#### Dataset:
=====

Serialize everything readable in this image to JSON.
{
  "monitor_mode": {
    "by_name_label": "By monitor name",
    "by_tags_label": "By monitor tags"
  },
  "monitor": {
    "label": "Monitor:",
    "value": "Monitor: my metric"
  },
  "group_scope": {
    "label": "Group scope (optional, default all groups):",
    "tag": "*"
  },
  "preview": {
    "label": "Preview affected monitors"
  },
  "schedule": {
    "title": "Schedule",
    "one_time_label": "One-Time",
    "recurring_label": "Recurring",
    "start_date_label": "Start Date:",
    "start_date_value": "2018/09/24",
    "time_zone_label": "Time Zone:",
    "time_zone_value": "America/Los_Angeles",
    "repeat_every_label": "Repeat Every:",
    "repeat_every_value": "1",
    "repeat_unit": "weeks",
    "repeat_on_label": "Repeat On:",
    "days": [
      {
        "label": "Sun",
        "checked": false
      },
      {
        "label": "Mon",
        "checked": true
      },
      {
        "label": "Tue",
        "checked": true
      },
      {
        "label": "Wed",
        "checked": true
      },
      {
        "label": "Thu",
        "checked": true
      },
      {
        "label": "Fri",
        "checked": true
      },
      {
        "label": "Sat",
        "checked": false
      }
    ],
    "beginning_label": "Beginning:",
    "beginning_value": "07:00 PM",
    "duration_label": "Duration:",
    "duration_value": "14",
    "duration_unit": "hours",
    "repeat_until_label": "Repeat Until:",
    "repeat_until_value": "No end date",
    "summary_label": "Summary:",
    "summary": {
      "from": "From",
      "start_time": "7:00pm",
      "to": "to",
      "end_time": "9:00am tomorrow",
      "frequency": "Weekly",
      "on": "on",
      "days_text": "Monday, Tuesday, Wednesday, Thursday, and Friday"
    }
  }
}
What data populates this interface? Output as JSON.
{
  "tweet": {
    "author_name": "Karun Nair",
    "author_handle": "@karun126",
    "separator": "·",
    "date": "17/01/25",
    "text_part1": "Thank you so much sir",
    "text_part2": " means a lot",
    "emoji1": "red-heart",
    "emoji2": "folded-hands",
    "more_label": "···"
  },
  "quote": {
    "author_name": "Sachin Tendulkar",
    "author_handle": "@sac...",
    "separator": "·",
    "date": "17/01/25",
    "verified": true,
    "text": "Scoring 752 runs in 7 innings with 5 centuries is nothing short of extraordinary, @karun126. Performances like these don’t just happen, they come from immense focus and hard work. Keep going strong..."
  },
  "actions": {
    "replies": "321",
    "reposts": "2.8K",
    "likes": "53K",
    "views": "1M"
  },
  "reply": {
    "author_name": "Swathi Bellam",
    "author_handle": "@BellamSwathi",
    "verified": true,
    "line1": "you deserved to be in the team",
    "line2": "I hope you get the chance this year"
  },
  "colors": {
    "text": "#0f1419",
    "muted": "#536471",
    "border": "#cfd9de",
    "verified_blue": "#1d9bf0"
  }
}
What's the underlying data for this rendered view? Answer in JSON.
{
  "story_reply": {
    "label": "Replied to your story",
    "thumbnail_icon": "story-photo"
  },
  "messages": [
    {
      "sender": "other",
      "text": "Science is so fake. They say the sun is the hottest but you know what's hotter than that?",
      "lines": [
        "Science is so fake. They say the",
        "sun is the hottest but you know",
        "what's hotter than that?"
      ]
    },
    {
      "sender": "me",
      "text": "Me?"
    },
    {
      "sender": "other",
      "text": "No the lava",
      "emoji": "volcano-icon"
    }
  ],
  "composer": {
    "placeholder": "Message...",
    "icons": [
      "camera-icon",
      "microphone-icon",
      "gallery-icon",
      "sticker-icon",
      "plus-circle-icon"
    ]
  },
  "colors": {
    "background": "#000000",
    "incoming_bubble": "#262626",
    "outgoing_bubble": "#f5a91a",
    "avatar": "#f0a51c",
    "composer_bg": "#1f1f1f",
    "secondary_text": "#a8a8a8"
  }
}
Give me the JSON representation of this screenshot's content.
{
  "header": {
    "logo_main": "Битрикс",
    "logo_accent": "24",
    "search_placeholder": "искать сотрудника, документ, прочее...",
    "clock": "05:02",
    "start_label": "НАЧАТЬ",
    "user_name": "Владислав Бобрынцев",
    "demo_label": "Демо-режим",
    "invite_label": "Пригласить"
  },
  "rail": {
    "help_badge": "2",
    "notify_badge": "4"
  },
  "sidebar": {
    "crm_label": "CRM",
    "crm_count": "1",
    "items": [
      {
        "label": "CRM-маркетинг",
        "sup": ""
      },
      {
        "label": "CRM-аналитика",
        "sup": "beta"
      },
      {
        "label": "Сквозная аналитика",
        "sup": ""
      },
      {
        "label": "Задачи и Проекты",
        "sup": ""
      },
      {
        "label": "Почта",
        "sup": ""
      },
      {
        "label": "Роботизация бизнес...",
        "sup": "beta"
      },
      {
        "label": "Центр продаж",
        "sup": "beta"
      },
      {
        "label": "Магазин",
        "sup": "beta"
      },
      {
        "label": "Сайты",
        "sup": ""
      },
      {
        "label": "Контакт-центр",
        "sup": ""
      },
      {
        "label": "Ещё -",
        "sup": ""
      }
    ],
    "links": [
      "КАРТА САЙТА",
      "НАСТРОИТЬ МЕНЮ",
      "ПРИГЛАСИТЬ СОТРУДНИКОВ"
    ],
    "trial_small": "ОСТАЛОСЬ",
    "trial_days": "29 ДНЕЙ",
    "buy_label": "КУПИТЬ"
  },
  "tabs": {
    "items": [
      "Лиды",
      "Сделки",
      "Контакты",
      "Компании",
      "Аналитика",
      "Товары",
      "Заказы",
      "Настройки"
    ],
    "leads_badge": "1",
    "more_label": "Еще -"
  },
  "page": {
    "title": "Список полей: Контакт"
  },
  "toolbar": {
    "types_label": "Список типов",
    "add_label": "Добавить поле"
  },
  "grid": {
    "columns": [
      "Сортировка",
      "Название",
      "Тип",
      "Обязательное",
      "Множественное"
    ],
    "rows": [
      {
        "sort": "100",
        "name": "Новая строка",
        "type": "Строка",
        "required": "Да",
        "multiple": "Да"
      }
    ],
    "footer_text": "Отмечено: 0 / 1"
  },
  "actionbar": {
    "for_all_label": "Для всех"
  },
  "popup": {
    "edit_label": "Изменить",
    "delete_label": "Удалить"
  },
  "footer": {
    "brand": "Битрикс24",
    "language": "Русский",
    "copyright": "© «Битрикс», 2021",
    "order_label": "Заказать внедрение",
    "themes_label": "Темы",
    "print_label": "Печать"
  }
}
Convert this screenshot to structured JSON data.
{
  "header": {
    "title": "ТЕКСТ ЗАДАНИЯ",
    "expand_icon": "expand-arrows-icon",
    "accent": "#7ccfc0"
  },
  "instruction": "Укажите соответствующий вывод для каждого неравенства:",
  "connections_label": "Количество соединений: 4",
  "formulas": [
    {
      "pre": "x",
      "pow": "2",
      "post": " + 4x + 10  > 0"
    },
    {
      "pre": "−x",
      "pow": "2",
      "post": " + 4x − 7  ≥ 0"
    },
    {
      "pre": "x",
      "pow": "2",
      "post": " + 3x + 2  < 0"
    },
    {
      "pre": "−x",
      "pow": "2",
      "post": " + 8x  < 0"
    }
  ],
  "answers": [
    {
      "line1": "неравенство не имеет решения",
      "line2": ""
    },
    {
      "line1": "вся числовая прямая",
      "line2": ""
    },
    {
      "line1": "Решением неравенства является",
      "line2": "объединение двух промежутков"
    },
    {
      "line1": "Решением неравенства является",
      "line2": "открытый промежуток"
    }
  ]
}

=====

#### Exercise brief:
Type out the entries again, word for word.

#### Full output:
Serialize everything readable in this image to JSON.
{
  "monitor_mode": {
    "by_name_label": "By monitor name",
    "by_tags_label": "By monitor tags"
  },
  "monitor": {
    "label": "Monitor:",
    "value": "Monitor: my metric"
  },
  "group_scope": {
    "label": "Group scope (optional, default all groups):",
    "tag": "*"
  },
  "preview": {
    "label": "Preview affected monitors"
  },
  "schedule": {
    "title": "Schedule",
    "one_time_label": "One-Time",
    "recurring_label": "Recurring",
    "start_date_label": "Start Date:",
    "start_date_value": "2018/09/24",
    "time_zone_label": "Time Zone:",
    "time_zone_value": "America/Los_Angeles",
    "repeat_every_label": "Repeat Every:",
    "repeat_every_value": "1",
    "repeat_unit": "weeks",
    "repeat_on_label": "Repeat On:",
    "days": [
      {
        "label": "Sun",
        "checked": false
      },
      {
        "label": "Mon",
        "checked": true
      },
      {
        "label": "Tue",
        "checked": true
      },
      {
        "label": "Wed",
        "checked": true
      },
      {
        "label": "Thu",
        "checked": true
      },
      {
        "label": "Fri",
        "checked": true
      },
      {
        "label": "Sat",
        "checked": false
      }
    ],
    "beginning_label": "Beginning:",
    "beginning_value": "07:00 PM",
    "duration_label": "Duration:",
    "duration_value": "14",
    "duration_unit": "hours",
    "repeat_until_label": "Repeat Until:",
    "repeat_until_value": "No end date",
    "summary_label": "Summary:",
    "summary": {
      "from": "From",
      "start_time": "7:00pm",
      "to": "to",
      "end_time": "9:00am tomorrow",
      "frequency": "Weekly",
      "on": "on",
      "days_text": "Monday, Tuesday, Wednesday, Thursday, and Friday"
    }
  }
}
What data populates this interface? Output as JSON.
{
  "tweet": {
    "author_name": "Karun Nair",
    "author_handle": "@karun126",
    "separator": "·",
    "date": "17/01/25",
    "text_part1": "Thank you so much sir",
    "text_part2": " means a lot",
    "emoji1": "red-heart",
    "emoji2": "folded-hands",
    "more_label": "···"
  },
  "quote": {
    "author_name": "Sachin Tendulkar",
    "author_handle": "@sac...",
    "separator": "·",
    "date": "17/01/25",
    "verified": true,
    "text": "Scoring 752 runs in 7 innings with 5 centuries is nothing short of extraordinary, @karun126. Performances like these don’t just happen, they come from immense focus and hard work. Keep going strong..."
  },
  "actions": {
    "replies": "321",
    "reposts": "2.8K",
    "likes": "53K",
    "views": "1M"
  },
  "reply": {
    "author_name": "Swathi Bellam",
    "author_handle": "@BellamSwathi",
    "verified": true,
    "line1": "you deserved to be in the team",
    "line2": "I hope you get the chance this year"
  },
  "colors": {
    "text": "#0f1419",
    "muted": "#536471",
    "border": "#cfd9de",
    "verified_blue": "#1d9bf0"
  }
}
What's the underlying data for this rendered view? Answer in JSON.
{
  "story_reply": {
    "label": "Replied to your story",
    "thumbnail_icon": "story-photo"
  },
  "messages": [
    {
      "sender": "other",
      "text": "Science is so fake. They say the sun is the hottest but you know what's hotter than that?",
      "lines": [
        "Science is so fake. They say the",
        "sun is the hottest but you know",
        "what's hotter than that?"
      ]
    },
    {
      "sender": "me",
      "text": "Me?"
    },
    {
      "sender": "other",
      "text": "No the lava",
      "emoji": "volcano-icon"
    }
  ],
  "composer": {
    "placeholder": "Message...",
    "icons": [
      "camera-icon",
      "microphone-icon",
      "gallery-icon",
      "sticker-icon",
      "plus-circle-icon"
    ]
  },
  "colors": {
    "background": "#000000",
    "incoming_bubble": "#262626",
    "outgoing_bubble": "#f5a91a",
    "avatar": "#f0a51c",
    "composer_bg": "#1f1f1f",
    "secondary_text": "#a8a8a8"
  }
}
Give me the JSON representation of this screenshot's content.
{
  "header": {
    "logo_main": "Битрикс",
    "logo_accent": "24",
    "search_placeholder": "искать сотрудника, документ, прочее...",
    "clock": "05:02",
    "start_label": "НАЧАТЬ",
    "user_name": "Владислав Бобрынцев",
    "demo_label": "Демо-режим",
    "invite_label": "Пригласить"
  },
  "rail": {
    "help_badge": "2",
    "notify_badge": "4"
  },
  "sidebar": {
    "crm_label": "CRM",
    "crm_count": "1",
    "items": [
      {
        "label": "CRM-маркетинг",
        "sup": ""
      },
      {
        "label": "CRM-аналитика",
        "sup": "beta"
      },
      {
        "label": "Сквозная аналитика",
        "sup": ""
      },
      {
        "label": "Задачи и Проекты",
        "sup": ""
      },
      {
        "label": "Почта",
        "sup": ""
      },
      {
        "label": "Роботизация бизнес...",
        "sup": "beta"
      },
      {
        "label": "Центр продаж",
        "sup": "beta"
      },
      {
        "label": "Магазин",
        "sup": "beta"
      },
      {
        "label": "Сайты",
        "sup": ""
      },
      {
        "label": "Контакт-центр",
        "sup": ""
      },
      {
        "label": "Ещё -",
        "sup": ""
      }
    ],
    "links": [
      "КАРТА САЙТА",
      "НАСТРОИТЬ МЕНЮ",
      "ПРИГЛАСИТЬ СОТРУДНИКОВ"
    ],
    "trial_small": "ОСТАЛОСЬ",
    "trial_days": "29 ДНЕЙ",
    "buy_label": "КУПИТЬ"
  },
  "tabs": {
    "items": [
      "Лиды",
      "Сделки",
      "Контакты",
      "Компании",
      "Аналитика",
      "Товары",
      "Заказы",
      "Настройки"
    ],
    "leads_badge": "1",
    "more_label": "Еще -"
  },
  "page": {
    "title": "Список полей: Контакт"
  },
  "toolbar": {
    "types_label": "Список типов",
    "add_label": "Добавить поле"
  },
  "grid": {
    "columns": [
      "Сортировка",
      "Название",
      "Тип",
      "Обязательное",
      "Множественное"
    ],
    "rows": [
      {
        "sort": "100",
        "name": "Новая строка",
        "type": "Строка",
        "required": "Да",
        "multiple": "Да"
      }
    ],
    "footer_text": "Отмечено: 0 / 1"
  },
  "actionbar": {
    "for_all_label": "Для всех"
  },
  "popup": {
    "edit_label": "Изменить",
    "delete_label": "Удалить"
  },
  "footer": {
    "brand": "Битрикс24",
    "language": "Русский",
    "copyright": "© «Битрикс», 2021",
    "order_label": "Заказать внедрение",
    "themes_label": "Темы",
    "print_label": "Печать"
  }
}
Convert this screenshot to structured JSON data.
{
  "header": {
    "title": "ТЕКСТ ЗАДАНИЯ",
    "expand_icon": "expand-arrows-icon",
    "accent": "#7ccfc0"
  },
  "instruction": "Укажите соответствующий вывод для каждого неравенства:",
  "connections_label": "Количество соединений: 4",
  "formulas": [
    {
      "pre": "x",
      "pow": "2",
      "post": " + 4x + 10  > 0"
    },
    {
      "pre": "−x",
      "pow": "2",
      "post": " + 4x − 7  ≥ 0"
    },
    {
      "pre": "x",
      "pow": "2",
      "post": " + 3x + 2  < 0"
    },
    {
      "pre": "−x",
      "pow": "2",
      "post": " + 8x  < 0"
    }
  ],
  "answers": [
    {
      "line1": "неравенство не имеет решения",
      "line2": ""
    },
    {
      "line1": "вся числовая прямая",
      "line2": ""
    },
    {
      "line1": "Решением неравенства является",
      "line2": "объединение двух промежутков"
    },
    {
      "line1": "Решением неравенства является",
      "line2": "открытый промежуток"
    }
  ]
}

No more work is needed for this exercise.